Tell how many lines in the data below include the word "title". The answer is the number only.

══ RECORDS FOR PROCESSING

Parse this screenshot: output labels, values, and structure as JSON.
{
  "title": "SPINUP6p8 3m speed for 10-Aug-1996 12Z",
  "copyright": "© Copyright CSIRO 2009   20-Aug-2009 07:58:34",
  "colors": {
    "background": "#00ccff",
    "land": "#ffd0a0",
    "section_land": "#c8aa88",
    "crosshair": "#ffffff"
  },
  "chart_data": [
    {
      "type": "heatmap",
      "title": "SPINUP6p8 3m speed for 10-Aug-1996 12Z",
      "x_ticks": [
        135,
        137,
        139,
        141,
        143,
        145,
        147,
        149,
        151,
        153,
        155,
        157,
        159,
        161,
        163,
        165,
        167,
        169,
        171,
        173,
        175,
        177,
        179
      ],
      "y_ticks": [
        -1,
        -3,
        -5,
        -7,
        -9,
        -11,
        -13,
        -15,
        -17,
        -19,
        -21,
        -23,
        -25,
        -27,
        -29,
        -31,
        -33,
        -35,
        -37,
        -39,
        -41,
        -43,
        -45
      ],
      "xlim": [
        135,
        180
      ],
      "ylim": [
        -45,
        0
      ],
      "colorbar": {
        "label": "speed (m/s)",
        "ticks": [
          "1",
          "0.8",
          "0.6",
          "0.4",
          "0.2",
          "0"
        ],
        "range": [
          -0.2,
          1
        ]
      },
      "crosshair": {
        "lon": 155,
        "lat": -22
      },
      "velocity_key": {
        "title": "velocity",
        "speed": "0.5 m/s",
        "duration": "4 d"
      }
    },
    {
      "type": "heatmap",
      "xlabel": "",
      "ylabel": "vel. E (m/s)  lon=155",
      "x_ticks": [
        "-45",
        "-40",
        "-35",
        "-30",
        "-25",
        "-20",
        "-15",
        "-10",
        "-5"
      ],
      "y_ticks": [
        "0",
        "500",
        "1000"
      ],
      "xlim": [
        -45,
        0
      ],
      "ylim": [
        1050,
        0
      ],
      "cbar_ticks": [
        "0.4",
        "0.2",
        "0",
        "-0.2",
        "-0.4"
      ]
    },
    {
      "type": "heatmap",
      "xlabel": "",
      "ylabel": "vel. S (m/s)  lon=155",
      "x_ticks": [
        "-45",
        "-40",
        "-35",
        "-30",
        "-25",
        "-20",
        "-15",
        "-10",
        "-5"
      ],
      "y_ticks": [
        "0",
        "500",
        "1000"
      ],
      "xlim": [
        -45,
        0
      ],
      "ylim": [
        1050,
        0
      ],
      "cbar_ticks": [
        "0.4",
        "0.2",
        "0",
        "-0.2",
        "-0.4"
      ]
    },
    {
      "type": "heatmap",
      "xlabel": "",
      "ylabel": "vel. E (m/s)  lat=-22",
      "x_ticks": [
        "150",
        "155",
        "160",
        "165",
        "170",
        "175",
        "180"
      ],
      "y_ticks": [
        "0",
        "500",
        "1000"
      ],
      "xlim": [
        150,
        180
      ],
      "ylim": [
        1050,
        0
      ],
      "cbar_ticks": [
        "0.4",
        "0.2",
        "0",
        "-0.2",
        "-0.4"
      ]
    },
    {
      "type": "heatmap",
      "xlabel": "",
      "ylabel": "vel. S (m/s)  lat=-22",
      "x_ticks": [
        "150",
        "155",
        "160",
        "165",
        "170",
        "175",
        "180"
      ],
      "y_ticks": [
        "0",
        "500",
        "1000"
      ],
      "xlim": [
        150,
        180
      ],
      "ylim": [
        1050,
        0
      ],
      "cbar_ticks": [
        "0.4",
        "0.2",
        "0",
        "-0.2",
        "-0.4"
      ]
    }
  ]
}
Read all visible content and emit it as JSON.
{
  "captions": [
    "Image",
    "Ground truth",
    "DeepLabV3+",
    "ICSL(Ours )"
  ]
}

════

RESULT OF THIS EXERCISE |
3